##### DATA LINES #####

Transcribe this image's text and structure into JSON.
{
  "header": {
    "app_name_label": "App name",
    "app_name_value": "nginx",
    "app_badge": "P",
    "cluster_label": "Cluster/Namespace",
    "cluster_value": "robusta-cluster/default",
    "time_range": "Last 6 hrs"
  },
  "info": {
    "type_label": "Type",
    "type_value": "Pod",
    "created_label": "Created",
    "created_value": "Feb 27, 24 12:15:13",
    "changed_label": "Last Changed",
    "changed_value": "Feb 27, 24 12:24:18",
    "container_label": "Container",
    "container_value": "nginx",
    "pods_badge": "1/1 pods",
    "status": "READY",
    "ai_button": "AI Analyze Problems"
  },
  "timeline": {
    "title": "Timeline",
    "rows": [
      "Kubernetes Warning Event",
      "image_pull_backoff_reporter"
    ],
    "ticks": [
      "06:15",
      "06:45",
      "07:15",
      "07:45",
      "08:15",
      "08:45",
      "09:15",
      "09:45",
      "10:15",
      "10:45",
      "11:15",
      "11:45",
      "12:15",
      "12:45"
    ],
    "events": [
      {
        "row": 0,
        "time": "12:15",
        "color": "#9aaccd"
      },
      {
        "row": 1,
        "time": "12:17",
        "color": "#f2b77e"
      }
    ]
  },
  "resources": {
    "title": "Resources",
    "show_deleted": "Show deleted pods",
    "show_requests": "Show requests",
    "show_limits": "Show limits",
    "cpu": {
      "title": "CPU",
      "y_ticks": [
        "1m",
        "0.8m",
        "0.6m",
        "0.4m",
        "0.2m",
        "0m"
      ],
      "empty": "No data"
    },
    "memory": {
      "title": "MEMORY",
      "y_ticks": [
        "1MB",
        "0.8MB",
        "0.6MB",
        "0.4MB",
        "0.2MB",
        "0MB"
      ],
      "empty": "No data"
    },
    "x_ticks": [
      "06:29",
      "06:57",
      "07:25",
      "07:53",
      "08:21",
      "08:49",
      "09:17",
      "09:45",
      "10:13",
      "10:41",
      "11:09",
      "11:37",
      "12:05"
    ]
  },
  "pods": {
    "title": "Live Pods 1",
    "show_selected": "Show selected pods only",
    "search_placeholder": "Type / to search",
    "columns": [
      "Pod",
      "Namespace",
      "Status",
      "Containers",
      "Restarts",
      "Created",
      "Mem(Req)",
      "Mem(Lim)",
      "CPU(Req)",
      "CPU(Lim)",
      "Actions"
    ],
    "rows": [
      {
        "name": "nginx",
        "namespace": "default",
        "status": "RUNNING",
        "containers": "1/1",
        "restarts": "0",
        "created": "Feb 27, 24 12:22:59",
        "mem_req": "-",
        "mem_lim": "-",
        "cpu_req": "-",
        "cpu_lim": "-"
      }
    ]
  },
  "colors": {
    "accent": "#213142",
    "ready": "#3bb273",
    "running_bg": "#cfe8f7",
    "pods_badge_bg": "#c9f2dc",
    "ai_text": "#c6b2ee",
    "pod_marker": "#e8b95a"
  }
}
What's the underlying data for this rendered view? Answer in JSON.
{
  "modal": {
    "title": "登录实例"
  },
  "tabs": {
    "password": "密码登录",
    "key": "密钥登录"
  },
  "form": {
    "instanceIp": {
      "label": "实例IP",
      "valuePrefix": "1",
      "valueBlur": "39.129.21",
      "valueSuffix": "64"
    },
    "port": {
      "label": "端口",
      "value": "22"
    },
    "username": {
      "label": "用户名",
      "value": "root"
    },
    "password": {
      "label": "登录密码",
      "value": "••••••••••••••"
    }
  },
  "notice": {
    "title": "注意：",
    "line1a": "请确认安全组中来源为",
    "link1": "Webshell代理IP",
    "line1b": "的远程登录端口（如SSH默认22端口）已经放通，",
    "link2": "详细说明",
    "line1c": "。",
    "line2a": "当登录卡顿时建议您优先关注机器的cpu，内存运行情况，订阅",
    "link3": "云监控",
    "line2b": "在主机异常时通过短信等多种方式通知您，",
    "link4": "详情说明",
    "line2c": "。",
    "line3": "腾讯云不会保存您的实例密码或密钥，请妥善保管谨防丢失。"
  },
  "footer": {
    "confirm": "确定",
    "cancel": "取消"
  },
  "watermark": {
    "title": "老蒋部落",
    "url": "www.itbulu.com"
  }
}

#####

* [GIVEN REQUEST] Lines from the records above that hold "nginx" are the ones to list.

* [RESULT]
    "app_name_value": "nginx",
    "container_value": "nginx",
        "name": "nginx",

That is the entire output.